Saved data entries
[START]

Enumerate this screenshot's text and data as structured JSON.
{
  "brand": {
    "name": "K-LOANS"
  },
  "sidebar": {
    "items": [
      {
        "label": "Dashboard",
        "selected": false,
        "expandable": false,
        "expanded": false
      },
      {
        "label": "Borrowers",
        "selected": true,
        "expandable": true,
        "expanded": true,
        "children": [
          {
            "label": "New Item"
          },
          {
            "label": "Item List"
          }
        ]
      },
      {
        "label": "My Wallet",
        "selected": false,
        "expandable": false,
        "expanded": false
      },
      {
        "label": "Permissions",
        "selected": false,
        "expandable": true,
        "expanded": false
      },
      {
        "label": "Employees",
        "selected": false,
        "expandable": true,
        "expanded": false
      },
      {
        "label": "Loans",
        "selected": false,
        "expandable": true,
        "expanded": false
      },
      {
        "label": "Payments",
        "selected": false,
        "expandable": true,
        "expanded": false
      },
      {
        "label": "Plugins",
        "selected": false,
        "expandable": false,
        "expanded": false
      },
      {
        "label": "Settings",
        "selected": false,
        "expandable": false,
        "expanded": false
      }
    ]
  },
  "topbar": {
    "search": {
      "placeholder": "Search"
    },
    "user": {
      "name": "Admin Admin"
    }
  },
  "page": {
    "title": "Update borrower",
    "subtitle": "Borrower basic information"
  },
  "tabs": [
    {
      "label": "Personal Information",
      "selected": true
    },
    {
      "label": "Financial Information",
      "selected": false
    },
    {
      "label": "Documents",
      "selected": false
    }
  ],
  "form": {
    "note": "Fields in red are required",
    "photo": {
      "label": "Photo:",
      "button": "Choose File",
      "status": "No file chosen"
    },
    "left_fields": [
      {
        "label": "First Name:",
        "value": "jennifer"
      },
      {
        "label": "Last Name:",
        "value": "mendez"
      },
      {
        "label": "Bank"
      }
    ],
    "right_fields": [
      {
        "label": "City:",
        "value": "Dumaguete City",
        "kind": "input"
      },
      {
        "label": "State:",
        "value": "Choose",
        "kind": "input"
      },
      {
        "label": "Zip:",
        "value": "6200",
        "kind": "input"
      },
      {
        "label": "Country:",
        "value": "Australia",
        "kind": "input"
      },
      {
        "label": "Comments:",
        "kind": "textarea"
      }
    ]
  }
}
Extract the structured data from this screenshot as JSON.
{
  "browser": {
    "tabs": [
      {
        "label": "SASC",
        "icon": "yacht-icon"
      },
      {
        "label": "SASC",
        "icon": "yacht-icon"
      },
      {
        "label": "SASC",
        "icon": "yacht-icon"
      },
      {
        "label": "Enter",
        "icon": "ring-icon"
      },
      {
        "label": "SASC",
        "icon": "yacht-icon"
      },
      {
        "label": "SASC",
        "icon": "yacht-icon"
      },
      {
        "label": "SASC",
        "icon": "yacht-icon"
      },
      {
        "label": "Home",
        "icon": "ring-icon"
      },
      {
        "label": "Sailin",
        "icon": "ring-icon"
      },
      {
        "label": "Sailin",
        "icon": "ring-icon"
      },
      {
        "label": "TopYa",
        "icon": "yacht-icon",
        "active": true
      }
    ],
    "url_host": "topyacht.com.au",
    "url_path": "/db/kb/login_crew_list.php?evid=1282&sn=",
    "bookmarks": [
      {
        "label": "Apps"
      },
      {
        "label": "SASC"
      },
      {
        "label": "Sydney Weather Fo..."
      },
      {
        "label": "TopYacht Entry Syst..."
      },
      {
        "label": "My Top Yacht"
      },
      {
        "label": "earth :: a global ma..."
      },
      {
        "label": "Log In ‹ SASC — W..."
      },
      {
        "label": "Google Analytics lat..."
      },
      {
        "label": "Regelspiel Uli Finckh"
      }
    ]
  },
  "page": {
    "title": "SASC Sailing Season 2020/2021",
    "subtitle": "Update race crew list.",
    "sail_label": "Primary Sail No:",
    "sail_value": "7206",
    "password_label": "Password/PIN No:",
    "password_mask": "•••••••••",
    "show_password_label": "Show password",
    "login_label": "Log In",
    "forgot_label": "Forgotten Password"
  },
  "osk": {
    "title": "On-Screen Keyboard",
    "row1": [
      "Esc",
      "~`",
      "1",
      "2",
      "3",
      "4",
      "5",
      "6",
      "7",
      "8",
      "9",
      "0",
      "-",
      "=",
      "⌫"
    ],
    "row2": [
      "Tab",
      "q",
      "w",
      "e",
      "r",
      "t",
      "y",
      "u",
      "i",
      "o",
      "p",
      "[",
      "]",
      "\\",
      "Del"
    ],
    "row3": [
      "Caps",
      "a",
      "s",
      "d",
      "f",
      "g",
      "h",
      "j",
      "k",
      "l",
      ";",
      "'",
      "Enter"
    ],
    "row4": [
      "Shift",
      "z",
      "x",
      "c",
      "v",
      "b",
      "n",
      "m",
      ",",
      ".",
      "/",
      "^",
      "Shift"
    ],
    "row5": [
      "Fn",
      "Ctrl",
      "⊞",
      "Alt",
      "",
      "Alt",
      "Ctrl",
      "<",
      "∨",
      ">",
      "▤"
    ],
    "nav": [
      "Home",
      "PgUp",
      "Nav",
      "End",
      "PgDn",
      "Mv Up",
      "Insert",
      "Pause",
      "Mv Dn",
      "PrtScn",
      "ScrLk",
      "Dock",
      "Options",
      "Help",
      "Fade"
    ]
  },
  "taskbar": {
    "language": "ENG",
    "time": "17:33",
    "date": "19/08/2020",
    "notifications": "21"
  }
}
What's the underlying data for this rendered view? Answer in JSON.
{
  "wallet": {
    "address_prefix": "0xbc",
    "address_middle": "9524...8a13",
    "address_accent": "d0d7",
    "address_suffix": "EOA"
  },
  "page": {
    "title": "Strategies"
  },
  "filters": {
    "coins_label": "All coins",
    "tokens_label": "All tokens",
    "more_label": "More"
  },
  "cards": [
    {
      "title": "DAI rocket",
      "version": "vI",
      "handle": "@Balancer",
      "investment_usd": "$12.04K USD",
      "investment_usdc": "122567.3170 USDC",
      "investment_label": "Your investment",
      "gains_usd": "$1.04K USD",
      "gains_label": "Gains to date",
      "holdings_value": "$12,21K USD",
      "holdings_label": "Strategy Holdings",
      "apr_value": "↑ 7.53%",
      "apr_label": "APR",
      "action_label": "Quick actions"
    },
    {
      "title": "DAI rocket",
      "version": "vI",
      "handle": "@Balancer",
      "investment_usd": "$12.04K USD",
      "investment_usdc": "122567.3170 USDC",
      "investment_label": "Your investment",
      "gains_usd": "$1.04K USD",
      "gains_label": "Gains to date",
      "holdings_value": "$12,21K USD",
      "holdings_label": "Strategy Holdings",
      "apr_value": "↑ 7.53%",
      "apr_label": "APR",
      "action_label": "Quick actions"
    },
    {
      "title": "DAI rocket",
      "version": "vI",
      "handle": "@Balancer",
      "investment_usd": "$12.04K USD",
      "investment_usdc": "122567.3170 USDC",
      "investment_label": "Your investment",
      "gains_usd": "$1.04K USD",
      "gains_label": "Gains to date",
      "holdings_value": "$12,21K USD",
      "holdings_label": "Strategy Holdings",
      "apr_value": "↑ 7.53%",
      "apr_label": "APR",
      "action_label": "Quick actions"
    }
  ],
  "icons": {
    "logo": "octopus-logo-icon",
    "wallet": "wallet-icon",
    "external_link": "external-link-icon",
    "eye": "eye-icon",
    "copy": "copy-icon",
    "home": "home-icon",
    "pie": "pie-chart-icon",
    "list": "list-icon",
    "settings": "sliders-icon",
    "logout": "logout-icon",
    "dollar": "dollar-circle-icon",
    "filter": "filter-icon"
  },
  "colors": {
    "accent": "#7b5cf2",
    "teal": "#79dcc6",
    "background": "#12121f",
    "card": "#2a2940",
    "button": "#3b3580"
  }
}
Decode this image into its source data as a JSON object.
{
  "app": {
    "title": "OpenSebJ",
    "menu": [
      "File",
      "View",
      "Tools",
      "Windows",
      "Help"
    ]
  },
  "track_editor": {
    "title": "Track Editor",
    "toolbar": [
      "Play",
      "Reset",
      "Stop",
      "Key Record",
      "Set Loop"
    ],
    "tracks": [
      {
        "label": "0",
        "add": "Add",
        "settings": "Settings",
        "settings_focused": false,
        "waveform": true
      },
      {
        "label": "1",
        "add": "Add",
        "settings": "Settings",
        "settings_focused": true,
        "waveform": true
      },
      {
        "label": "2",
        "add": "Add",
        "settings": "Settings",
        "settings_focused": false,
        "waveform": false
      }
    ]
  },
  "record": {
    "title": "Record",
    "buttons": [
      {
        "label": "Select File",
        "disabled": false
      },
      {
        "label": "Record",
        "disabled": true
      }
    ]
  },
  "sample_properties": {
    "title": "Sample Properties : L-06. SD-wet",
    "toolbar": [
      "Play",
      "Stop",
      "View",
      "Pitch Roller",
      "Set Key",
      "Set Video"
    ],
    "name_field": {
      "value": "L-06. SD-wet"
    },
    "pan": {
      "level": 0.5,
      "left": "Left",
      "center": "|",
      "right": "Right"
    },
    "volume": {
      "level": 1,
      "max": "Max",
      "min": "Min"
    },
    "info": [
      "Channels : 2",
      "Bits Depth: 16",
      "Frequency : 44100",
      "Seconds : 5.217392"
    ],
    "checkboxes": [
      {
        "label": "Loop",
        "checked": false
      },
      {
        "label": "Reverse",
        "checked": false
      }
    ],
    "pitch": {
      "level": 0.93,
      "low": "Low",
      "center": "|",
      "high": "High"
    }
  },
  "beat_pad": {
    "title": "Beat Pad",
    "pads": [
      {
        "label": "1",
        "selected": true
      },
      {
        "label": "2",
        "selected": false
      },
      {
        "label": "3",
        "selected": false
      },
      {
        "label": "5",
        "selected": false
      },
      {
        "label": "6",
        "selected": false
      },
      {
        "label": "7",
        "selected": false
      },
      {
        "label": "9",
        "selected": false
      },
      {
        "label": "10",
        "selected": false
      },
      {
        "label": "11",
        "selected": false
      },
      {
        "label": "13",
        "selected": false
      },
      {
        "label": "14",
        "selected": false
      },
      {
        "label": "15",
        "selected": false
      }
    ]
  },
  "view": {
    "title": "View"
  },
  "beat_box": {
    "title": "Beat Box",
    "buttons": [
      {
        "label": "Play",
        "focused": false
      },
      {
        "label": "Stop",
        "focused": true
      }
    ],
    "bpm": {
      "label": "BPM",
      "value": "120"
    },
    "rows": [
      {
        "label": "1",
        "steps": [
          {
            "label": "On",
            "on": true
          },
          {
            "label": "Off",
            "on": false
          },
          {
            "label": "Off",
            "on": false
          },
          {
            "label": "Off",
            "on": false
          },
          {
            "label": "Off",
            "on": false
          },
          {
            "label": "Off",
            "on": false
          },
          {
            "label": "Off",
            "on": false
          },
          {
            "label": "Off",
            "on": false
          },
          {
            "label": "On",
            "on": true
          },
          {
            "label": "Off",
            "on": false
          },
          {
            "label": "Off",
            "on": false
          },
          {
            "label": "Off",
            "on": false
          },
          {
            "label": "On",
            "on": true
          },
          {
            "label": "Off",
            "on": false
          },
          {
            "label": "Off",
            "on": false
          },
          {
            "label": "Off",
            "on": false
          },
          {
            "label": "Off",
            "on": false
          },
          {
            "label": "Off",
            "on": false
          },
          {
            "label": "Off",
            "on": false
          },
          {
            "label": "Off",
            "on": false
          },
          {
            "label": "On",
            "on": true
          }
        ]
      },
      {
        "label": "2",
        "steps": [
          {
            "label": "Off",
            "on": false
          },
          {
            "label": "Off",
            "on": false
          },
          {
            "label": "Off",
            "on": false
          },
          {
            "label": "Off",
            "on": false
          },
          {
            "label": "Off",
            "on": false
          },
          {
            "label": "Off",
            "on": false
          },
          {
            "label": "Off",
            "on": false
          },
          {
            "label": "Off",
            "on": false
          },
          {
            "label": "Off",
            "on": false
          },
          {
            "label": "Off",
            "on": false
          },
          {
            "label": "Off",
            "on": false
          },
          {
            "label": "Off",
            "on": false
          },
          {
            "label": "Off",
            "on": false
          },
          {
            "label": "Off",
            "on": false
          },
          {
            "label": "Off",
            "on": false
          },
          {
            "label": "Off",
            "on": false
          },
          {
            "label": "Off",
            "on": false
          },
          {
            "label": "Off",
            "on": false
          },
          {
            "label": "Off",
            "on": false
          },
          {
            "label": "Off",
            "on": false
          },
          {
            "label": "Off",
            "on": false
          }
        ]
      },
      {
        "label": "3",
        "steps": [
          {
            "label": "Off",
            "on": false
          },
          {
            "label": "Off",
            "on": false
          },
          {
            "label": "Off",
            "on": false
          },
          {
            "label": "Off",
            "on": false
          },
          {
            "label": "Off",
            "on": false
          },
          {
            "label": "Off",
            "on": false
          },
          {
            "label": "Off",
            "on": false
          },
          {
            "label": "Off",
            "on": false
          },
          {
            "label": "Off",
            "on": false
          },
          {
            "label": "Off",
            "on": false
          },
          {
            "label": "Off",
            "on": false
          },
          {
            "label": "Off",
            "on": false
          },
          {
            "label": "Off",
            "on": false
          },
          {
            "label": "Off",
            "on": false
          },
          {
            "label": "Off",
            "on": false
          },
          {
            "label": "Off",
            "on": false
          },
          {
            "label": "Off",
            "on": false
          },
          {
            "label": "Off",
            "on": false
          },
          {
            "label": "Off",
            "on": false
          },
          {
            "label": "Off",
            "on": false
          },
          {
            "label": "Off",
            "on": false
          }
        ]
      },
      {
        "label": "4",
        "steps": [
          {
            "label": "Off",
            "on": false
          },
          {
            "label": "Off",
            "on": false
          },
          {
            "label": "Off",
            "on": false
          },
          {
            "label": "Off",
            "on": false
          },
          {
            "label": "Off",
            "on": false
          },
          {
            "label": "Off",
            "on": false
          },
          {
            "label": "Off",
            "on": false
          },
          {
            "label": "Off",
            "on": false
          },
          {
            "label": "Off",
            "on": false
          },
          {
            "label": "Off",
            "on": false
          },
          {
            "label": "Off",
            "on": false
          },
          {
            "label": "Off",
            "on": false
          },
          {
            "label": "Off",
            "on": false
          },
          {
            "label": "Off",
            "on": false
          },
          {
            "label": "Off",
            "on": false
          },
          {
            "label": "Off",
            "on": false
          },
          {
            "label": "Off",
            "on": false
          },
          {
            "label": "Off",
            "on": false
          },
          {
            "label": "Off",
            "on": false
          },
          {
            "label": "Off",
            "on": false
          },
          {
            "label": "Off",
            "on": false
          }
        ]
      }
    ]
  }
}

[END]

Give only the number of lines in the data that hold the string "subtitle".

* COMPLETE RESPONSE: 2